___ PROVIDED RECORDS ___
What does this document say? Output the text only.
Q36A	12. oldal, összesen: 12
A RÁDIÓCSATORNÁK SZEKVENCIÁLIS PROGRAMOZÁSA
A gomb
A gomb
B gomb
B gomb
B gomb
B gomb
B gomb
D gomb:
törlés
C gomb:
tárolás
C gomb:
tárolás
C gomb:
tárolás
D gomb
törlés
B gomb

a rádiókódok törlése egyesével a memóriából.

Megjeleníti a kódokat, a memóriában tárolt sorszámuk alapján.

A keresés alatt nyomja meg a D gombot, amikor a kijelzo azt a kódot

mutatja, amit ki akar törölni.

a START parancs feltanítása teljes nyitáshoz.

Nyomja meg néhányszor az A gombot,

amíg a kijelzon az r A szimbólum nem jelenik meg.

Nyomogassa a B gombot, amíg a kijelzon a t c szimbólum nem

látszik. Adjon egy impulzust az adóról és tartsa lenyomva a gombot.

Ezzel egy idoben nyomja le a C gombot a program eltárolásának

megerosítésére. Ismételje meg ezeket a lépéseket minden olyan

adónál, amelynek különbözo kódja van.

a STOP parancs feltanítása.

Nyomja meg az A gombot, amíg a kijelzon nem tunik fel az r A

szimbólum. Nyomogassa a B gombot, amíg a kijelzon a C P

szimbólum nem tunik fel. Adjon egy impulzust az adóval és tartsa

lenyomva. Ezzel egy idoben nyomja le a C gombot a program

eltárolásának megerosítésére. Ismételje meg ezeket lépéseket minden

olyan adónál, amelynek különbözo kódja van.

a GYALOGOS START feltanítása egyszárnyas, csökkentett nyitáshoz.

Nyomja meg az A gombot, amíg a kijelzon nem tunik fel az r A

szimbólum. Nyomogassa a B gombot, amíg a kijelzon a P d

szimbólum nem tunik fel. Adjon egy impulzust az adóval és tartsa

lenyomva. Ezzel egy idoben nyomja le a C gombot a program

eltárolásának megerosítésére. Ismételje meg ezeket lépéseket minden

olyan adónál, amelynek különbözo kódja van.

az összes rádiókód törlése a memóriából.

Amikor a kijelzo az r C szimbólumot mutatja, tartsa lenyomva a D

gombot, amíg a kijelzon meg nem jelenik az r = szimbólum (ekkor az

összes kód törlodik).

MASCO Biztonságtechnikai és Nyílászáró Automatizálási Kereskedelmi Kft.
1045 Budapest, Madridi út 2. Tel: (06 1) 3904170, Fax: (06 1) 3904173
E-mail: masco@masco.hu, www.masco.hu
___
-- TASK --
Using the listing above, reproduce each line without omission.

-- RESPONSE TO THIS EXERCISE --
What does this document say? Output the text only.
Q36A	12. oldal, összesen: 12
A RÁDIÓCSATORNÁK SZEKVENCIÁLIS PROGRAMOZÁSA
A gomb
A gomb
B gomb
B gomb
B gomb
B gomb
B gomb
D gomb:
törlés
C gomb:
tárolás
C gomb:
tárolás
C gomb:
tárolás
D gomb
törlés
B gomb

a rádiókódok törlése egyesével a memóriából.

Megjeleníti a kódokat, a memóriában tárolt sorszámuk alapján.

A keresés alatt nyomja meg a D gombot, amikor a kijelzo azt a kódot

mutatja, amit ki akar törölni.

a START parancs feltanítása teljes nyitáshoz.

Nyomja meg néhányszor az A gombot,

amíg a kijelzon az r A szimbólum nem jelenik meg.

Nyomogassa a B gombot, amíg a kijelzon a t c szimbólum nem

látszik. Adjon egy impulzust az adóról és tartsa lenyomva a gombot.

Ezzel egy idoben nyomja le a C gombot a program eltárolásának

megerosítésére. Ismételje meg ezeket a lépéseket minden olyan

adónál, amelynek különbözo kódja van.

a STOP parancs feltanítása.

Nyomja meg az A gombot, amíg a kijelzon nem tunik fel az r A

szimbólum. Nyomogassa a B gombot, amíg a kijelzon a C P

szimbólum nem tunik fel. Adjon egy impulzust az adóval és tartsa

lenyomva. Ezzel egy idoben nyomja le a C gombot a program

eltárolásának megerosítésére. Ismételje meg ezeket lépéseket minden

olyan adónál, amelynek különbözo kódja van.

a GYALOGOS START feltanítása egyszárnyas, csökkentett nyitáshoz.

Nyomja meg az A gombot, amíg a kijelzon nem tunik fel az r A

szimbólum. Nyomogassa a B gombot, amíg a kijelzon a P d

szimbólum nem tunik fel. Adjon egy impulzust az adóval és tartsa

lenyomva. Ezzel egy idoben nyomja le a C gombot a program

eltárolásának megerosítésére. Ismételje meg ezeket lépéseket minden

olyan adónál, amelynek különbözo kódja van.

az összes rádiókód törlése a memóriából.

Amikor a kijelzo az r C szimbólumot mutatja, tartsa lenyomva a D

gombot, amíg a kijelzon meg nem jelenik az r = szimbólum (ekkor az

összes kód törlodik).

MASCO Biztonságtechnikai és Nyílászáró Automatizálási Kereskedelmi Kft.
1045 Budapest, Madridi út 2. Tel: (06 1) 3904170, Fax: (06 1) 3904173
E-mail: masco@masco.hu, www.masco.hu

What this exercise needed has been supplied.